> [Written instruction] Quote, without change, all of the lines that follow.

> [Input records]
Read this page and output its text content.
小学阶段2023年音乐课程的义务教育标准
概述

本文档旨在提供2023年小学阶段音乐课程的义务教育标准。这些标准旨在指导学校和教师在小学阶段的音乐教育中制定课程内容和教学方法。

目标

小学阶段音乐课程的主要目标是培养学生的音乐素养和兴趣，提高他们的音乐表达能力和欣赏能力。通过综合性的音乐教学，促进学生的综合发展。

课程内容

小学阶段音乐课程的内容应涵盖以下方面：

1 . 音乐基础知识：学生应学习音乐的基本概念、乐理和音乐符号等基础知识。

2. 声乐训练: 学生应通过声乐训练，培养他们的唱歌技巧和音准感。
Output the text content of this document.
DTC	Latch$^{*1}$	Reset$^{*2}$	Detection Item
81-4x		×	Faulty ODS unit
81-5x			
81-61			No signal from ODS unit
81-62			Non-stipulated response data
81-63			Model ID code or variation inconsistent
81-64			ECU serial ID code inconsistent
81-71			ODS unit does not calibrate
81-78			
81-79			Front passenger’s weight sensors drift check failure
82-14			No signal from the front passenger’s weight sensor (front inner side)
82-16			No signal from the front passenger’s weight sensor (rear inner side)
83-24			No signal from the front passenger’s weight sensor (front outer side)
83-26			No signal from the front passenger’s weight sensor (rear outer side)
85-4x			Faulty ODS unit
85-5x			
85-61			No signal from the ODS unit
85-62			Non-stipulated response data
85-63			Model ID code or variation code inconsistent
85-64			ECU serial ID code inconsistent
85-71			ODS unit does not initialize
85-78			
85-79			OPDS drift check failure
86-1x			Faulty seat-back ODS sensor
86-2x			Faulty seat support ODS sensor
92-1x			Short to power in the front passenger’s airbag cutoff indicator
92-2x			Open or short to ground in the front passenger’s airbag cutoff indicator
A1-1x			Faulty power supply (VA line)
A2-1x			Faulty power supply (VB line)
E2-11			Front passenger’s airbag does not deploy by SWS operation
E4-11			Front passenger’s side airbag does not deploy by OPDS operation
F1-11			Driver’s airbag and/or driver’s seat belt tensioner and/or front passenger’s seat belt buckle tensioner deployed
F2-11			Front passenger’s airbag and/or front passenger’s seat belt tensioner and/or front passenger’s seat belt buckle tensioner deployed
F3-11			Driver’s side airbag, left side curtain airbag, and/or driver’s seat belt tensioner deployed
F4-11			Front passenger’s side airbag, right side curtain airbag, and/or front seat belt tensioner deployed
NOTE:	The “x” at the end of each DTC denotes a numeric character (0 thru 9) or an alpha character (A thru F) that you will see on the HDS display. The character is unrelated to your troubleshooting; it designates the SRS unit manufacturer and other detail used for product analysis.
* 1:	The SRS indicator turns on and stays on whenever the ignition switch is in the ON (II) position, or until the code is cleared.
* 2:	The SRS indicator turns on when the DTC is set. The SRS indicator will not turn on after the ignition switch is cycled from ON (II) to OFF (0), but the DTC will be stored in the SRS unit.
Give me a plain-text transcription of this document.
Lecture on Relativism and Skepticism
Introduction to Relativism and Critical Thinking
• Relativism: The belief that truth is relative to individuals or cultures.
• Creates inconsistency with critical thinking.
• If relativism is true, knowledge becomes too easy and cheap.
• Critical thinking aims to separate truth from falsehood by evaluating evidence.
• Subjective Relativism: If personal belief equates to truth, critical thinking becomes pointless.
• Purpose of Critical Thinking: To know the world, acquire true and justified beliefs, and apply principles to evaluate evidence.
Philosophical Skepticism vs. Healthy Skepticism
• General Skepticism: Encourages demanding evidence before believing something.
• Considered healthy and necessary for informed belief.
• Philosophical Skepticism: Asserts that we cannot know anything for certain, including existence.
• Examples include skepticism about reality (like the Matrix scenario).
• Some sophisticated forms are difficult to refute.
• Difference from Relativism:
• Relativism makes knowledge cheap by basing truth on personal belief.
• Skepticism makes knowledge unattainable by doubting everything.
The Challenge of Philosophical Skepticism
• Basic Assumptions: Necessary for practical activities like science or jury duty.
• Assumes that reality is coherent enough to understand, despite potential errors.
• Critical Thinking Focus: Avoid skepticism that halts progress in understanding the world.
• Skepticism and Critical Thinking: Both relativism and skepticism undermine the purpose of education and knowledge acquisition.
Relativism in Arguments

> [In response]
Read this page and output its text content.
小学阶段2023年音乐课程的义务教育标准
概述

本文档旨在提供2023年小学阶段音乐课程的义务教育标准。这些标准旨在指导学校和教师在小学阶段的音乐教育中制定课程内容和教学方法。

目标

小学阶段音乐课程的主要目标是培养学生的音乐素养和兴趣，提高他们的音乐表达能力和欣赏能力。通过综合性的音乐教学，促进学生的综合发展。

课程内容

小学阶段音乐课程的内容应涵盖以下方面：

1 . 音乐基础知识：学生应学习音乐的基本概念、乐理和音乐符号等基础知识。

2. 声乐训练: 学生应通过声乐训练，培养他们的唱歌技巧和音准感。
Output the text content of this document.
DTC	Latch$^{*1}$	Reset$^{*2}$	Detection Item
81-4x		×	Faulty ODS unit
81-5x			
81-61			No signal from ODS unit
81-62			Non-stipulated response data
81-63			Model ID code or variation inconsistent
81-64			ECU serial ID code inconsistent
81-71			ODS unit does not calibrate
81-78			
81-79			Front passenger’s weight sensors drift check failure
82-14			No signal from the front passenger’s weight sensor (front inner side)
82-16			No signal from the front passenger’s weight sensor (rear inner side)
83-24			No signal from the front passenger’s weight sensor (front outer side)
83-26			No signal from the front passenger’s weight sensor (rear outer side)
85-4x			Faulty ODS unit
85-5x			
85-61			No signal from the ODS unit
85-62			Non-stipulated response data
85-63			Model ID code or variation code inconsistent
85-64			ECU serial ID code inconsistent
85-71			ODS unit does not initialize
85-78			
85-79			OPDS drift check failure
86-1x			Faulty seat-back ODS sensor
86-2x			Faulty seat support ODS sensor
92-1x			Short to power in the front passenger’s airbag cutoff indicator
92-2x			Open or short to ground in the front passenger’s airbag cutoff indicator
A1-1x			Faulty power supply (VA line)
A2-1x			Faulty power supply (VB line)
E2-11			Front passenger’s airbag does not deploy by SWS operation
E4-11			Front passenger’s side airbag does not deploy by OPDS operation
F1-11			Driver’s airbag and/or driver’s seat belt tensioner and/or front passenger’s seat belt buckle tensioner deployed
F2-11			Front passenger’s airbag and/or front passenger’s seat belt tensioner and/or front passenger’s seat belt buckle tensioner deployed
F3-11			Driver’s side airbag, left side curtain airbag, and/or driver’s seat belt tensioner deployed
F4-11			Front passenger’s side airbag, right side curtain airbag, and/or front seat belt tensioner deployed
NOTE:	The “x” at the end of each DTC denotes a numeric character (0 thru 9) or an alpha character (A thru F) that you will see on the HDS display. The character is unrelated to your troubleshooting; it designates the SRS unit manufacturer and other detail used for product analysis.
* 1:	The SRS indicator turns on and stays on whenever the ignition switch is in the ON (II) position, or until the code is cleared.
* 2:	The SRS indicator turns on when the DTC is set. The SRS indicator will not turn on after the ignition switch is cycled from ON (II) to OFF (0), but the DTC will be stored in the SRS unit.
Give me a plain-text transcription of this document.
Lecture on Relativism and Skepticism
Introduction to Relativism and Critical Thinking
• Relativism: The belief that truth is relative to individuals or cultures.
• Creates inconsistency with critical thinking.
• If relativism is true, knowledge becomes too easy and cheap.
• Critical thinking aims to separate truth from falsehood by evaluating evidence.
• Subjective Relativism: If personal belief equates to truth, critical thinking becomes pointless.
• Purpose of Critical Thinking: To know the world, acquire true and justified beliefs, and apply principles to evaluate evidence.
Philosophical Skepticism vs. Healthy Skepticism
• General Skepticism: Encourages demanding evidence before believing something.
• Considered healthy and necessary for informed belief.
• Philosophical Skepticism: Asserts that we cannot know anything for certain, including existence.
• Examples include skepticism about reality (like the Matrix scenario).
• Some sophisticated forms are difficult to refute.
• Difference from Relativism:
• Relativism makes knowledge cheap by basing truth on personal belief.
• Skepticism makes knowledge unattainable by doubting everything.
The Challenge of Philosophical Skepticism
• Basic Assumptions: Necessary for practical activities like science or jury duty.
• Assumes that reality is coherent enough to understand, despite potential errors.
• Critical Thinking Focus: Avoid skepticism that halts progress in understanding the world.
• Skepticism and Critical Thinking: Both relativism and skepticism undermine the purpose of education and knowledge acquisition.
Relativism in Arguments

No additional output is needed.